**Prompt**: Copy the lines below as they are; omit the images they contain.

**Record extracts**:

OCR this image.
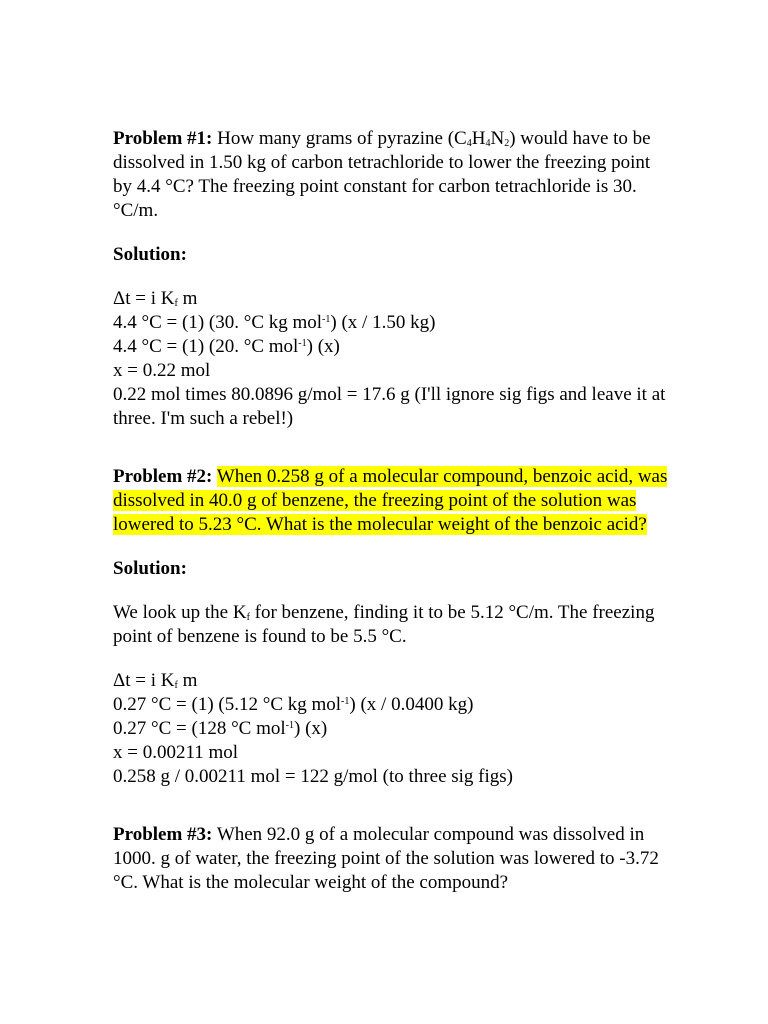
Problem #1: How many grams of pyrazine $(C_4H_4N_2)$ would have to be dissolved in 1.50 kg of carbon tetrachloride to lower the freezing point by 4.4 °C? The freezing point constant for carbon tetrachloride is 30. °C/m.

Solution:

Δt = i $K_f$ m
4.4 °C = (1) (30. °C kg mol$^{-1}$) (x / 1.50 kg)
4.4 °C = (1) (20. °C mol$^{-1}$) (x)
x = 0.22 mol
0.22 mol times 80.0896 g/mol = 17.6 g (I'll ignore sig figs and leave it at three. I'm such a rebel!)

Problem #2: When 0.258 g of a molecular compound, benzoic acid, was dissolved in 40.0 g of benzene, the freezing point of the solution was lowered to 5.23 °C. What is the molecular weight of the benzoic acid?

Solution:

We look up the $K_f$ for benzene, finding it to be 5.12 °C/m. The freezing point of benzene is found to be 5.5 °C.

Δt = i $K_f$ m
0.27 °C = (1) (5.12 °C kg mol$^{-1}$) (x / 0.0400 kg)
0.27 °C = (128 °C mol$^{-1}$) (x)
x = 0.00211 mol
0.258 g / 0.00211 mol = 122 g/mol (to three sig figs)

Problem #3: When 92.0 g of a molecular compound was dissolved in 1000. g of water, the freezing point of the solution was lowered to -3.72 °C. What is the molecular weight of the compound?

**Reply**:
OCR this image.
Problem #1: How many grams of pyrazine $(C_4H_4N_2)$ would have to be dissolved in 1.50 kg of carbon tetrachloride to lower the freezing point by 4.4 °C? The freezing point constant for carbon tetrachloride is 30. °C/m.

Solution:

Δt = i $K_f$ m
4.4 °C = (1) (30. °C kg mol$^{-1}$) (x / 1.50 kg)
4.4 °C = (1) (20. °C mol$^{-1}$) (x)
x = 0.22 mol
0.22 mol times 80.0896 g/mol = 17.6 g (I'll ignore sig figs and leave it at three. I'm such a rebel!)

Problem #2: When 0.258 g of a molecular compound, benzoic acid, was dissolved in 40.0 g of benzene, the freezing point of the solution was lowered to 5.23 °C. What is the molecular weight of the benzoic acid?

Solution:

We look up the $K_f$ for benzene, finding it to be 5.12 °C/m. The freezing point of benzene is found to be 5.5 °C.

Δt = i $K_f$ m
0.27 °C = (1) (5.12 °C kg mol$^{-1}$) (x / 0.0400 kg)
0.27 °C = (128 °C mol$^{-1}$) (x)
x = 0.00211 mol
0.258 g / 0.00211 mol = 122 g/mol (to three sig figs)

Problem #3: When 92.0 g of a molecular compound was dissolved in 1000. g of water, the freezing point of the solution was lowered to -3.72 °C. What is the molecular weight of the compound?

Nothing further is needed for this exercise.